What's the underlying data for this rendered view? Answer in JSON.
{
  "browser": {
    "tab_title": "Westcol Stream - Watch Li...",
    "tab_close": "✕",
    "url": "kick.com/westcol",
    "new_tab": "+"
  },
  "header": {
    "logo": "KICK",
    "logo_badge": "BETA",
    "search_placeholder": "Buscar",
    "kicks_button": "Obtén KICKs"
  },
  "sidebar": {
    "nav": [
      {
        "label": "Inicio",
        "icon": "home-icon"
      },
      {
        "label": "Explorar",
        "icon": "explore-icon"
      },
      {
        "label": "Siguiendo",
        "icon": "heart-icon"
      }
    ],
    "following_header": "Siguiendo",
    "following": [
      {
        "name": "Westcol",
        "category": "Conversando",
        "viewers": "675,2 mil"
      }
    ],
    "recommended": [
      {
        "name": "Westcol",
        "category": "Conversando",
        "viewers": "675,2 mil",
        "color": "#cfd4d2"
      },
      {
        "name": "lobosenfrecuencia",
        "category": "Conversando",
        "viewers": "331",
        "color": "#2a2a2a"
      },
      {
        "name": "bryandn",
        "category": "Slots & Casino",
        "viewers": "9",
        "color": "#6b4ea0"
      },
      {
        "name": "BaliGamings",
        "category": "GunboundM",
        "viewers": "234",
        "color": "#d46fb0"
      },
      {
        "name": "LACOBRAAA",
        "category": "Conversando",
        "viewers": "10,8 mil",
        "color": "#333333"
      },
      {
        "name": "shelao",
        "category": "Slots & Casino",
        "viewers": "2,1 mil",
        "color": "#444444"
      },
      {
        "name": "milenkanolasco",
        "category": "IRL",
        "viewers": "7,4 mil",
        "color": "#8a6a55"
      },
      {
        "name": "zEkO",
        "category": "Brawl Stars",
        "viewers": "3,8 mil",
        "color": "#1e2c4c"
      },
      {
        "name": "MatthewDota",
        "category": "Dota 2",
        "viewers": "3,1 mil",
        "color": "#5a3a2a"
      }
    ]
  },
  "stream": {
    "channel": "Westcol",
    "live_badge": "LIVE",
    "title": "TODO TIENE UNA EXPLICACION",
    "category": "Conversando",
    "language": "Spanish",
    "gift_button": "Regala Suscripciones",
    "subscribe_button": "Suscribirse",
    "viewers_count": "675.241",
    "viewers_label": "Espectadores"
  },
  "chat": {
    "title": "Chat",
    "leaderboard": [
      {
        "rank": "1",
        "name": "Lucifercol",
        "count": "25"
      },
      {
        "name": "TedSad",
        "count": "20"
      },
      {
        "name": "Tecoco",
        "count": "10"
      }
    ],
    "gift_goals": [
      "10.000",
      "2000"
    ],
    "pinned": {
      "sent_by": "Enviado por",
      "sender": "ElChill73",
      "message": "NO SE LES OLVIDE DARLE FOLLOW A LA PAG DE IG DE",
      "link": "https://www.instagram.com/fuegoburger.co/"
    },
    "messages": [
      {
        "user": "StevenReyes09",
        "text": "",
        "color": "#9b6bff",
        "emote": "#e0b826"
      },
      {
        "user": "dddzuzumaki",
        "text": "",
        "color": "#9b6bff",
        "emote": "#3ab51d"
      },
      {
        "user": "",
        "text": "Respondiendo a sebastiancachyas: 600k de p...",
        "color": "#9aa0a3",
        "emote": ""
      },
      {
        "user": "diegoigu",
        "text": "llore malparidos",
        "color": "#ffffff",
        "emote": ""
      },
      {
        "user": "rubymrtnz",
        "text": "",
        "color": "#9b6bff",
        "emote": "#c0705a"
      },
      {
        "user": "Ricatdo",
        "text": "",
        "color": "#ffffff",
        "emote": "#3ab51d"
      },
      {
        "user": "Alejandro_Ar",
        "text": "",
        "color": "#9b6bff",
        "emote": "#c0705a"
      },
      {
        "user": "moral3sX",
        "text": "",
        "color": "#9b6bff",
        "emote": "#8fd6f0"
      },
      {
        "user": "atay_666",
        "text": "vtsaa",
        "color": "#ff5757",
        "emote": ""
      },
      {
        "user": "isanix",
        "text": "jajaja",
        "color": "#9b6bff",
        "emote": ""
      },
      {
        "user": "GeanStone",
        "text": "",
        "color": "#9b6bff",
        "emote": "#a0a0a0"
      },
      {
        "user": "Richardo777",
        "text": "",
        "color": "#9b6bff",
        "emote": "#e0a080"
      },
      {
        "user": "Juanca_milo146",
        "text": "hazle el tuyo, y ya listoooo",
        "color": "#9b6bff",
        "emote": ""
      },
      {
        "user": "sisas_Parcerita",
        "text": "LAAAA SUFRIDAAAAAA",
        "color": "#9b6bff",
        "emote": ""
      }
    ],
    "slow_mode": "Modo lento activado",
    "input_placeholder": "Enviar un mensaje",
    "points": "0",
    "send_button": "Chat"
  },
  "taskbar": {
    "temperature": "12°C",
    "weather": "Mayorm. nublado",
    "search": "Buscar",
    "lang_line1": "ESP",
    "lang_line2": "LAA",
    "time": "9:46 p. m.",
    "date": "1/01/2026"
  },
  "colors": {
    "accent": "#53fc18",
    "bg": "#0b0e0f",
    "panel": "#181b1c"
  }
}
☆ ☆ ☆
* [GOAL OF THE EXERCISE]: Reproduce the listing above verbatim, from first line to last.

* [ANSWER FOR THE TASK]:
What's the underlying data for this rendered view? Answer in JSON.
{
  "browser": {
    "tab_title": "Westcol Stream - Watch Li...",
    "tab_close": "✕",
    "url": "kick.com/westcol",
    "new_tab": "+"
  },
  "header": {
    "logo": "KICK",
    "logo_badge": "BETA",
    "search_placeholder": "Buscar",
    "kicks_button": "Obtén KICKs"
  },
  "sidebar": {
    "nav": [
      {
        "label": "Inicio",
        "icon": "home-icon"
      },
      {
        "label": "Explorar",
        "icon": "explore-icon"
      },
      {
        "label": "Siguiendo",
        "icon": "heart-icon"
      }
    ],
    "following_header": "Siguiendo",
    "following": [
      {
        "name": "Westcol",
        "category": "Conversando",
        "viewers": "675,2 mil"
      }
    ],
    "recommended": [
      {
        "name": "Westcol",
        "category": "Conversando",
        "viewers": "675,2 mil",
        "color": "#cfd4d2"
      },
      {
        "name": "lobosenfrecuencia",
        "category": "Conversando",
        "viewers": "331",
        "color": "#2a2a2a"
      },
      {
        "name": "bryandn",
        "category": "Slots & Casino",
        "viewers": "9",
        "color": "#6b4ea0"
      },
      {
        "name": "BaliGamings",
        "category": "GunboundM",
        "viewers": "234",
        "color": "#d46fb0"
      },
      {
        "name": "LACOBRAAA",
        "category": "Conversando",
        "viewers": "10,8 mil",
        "color": "#333333"
      },
      {
        "name": "shelao",
        "category": "Slots & Casino",
        "viewers": "2,1 mil",
        "color": "#444444"
      },
      {
        "name": "milenkanolasco",
        "category": "IRL",
        "viewers": "7,4 mil",
        "color": "#8a6a55"
      },
      {
        "name": "zEkO",
        "category": "Brawl Stars",
        "viewers": "3,8 mil",
        "color": "#1e2c4c"
      },
      {
        "name": "MatthewDota",
        "category": "Dota 2",
        "viewers": "3,1 mil",
        "color": "#5a3a2a"
      }
    ]
  },
  "stream": {
    "channel": "Westcol",
    "live_badge": "LIVE",
    "title": "TODO TIENE UNA EXPLICACION",
    "category": "Conversando",
    "language": "Spanish",
    "gift_button": "Regala Suscripciones",
    "subscribe_button": "Suscribirse",
    "viewers_count": "675.241",
    "viewers_label": "Espectadores"
  },
  "chat": {
    "title": "Chat",
    "leaderboard": [
      {
        "rank": "1",
        "name": "Lucifercol",
        "count": "25"
      },
      {
        "name": "TedSad",
        "count": "20"
      },
      {
        "name": "Tecoco",
        "count": "10"
      }
    ],
    "gift_goals": [
      "10.000",
      "2000"
    ],
    "pinned": {
      "sent_by": "Enviado por",
      "sender": "ElChill73",
      "message": "NO SE LES OLVIDE DARLE FOLLOW A LA PAG DE IG DE",
      "link": "https://www.instagram.com/fuegoburger.co/"
    },
    "messages": [
      {
        "user": "StevenReyes09",
        "text": "",
        "color": "#9b6bff",
        "emote": "#e0b826"
      },
      {
        "user": "dddzuzumaki",
        "text": "",
        "color": "#9b6bff",
        "emote": "#3ab51d"
      },
      {
        "user": "",
        "text": "Respondiendo a sebastiancachyas: 600k de p...",
        "color": "#9aa0a3",
        "emote": ""
      },
      {
        "user": "diegoigu",
        "text": "llore malparidos",
        "color": "#ffffff",
        "emote": ""
      },
      {
        "user": "rubymrtnz",
        "text": "",
        "color": "#9b6bff",
        "emote": "#c0705a"
      },
      {
        "user": "Ricatdo",
        "text": "",
        "color": "#ffffff",
        "emote": "#3ab51d"
      },
      {
        "user": "Alejandro_Ar",
        "text": "",
        "color": "#9b6bff",
        "emote": "#c0705a"
      },
      {
        "user": "moral3sX",
        "text": "",
        "color": "#9b6bff",
        "emote": "#8fd6f0"
      },
      {
        "user": "atay_666",
        "text": "vtsaa",
        "color": "#ff5757",
        "emote": ""
      },
      {
        "user": "isanix",
        "text": "jajaja",
        "color": "#9b6bff",
        "emote": ""
      },
      {
        "user": "GeanStone",
        "text": "",
        "color": "#9b6bff",
        "emote": "#a0a0a0"
      },
      {
        "user": "Richardo777",
        "text": "",
        "color": "#9b6bff",
        "emote": "#e0a080"
      },
      {
        "user": "Juanca_milo146",
        "text": "hazle el tuyo, y ya listoooo",
        "color": "#9b6bff",
        "emote": ""
      },
      {
        "user": "sisas_Parcerita",
        "text": "LAAAA SUFRIDAAAAAA",
        "color": "#9b6bff",
        "emote": ""
      }
    ],
    "slow_mode": "Modo lento activado",
    "input_placeholder": "Enviar un mensaje",
    "points": "0",
    "send_button": "Chat"
  },
  "taskbar": {
    "temperature": "12°C",
    "weather": "Mayorm. nublado",
    "search": "Buscar",
    "lang_line1": "ESP",
    "lang_line2": "LAA",
    "time": "9:46 p. m.",
    "date": "1/01/2026"
  },
  "colors": {
    "accent": "#53fc18",
    "bg": "#0b0e0f",
    "panel": "#181b1c"
  }
}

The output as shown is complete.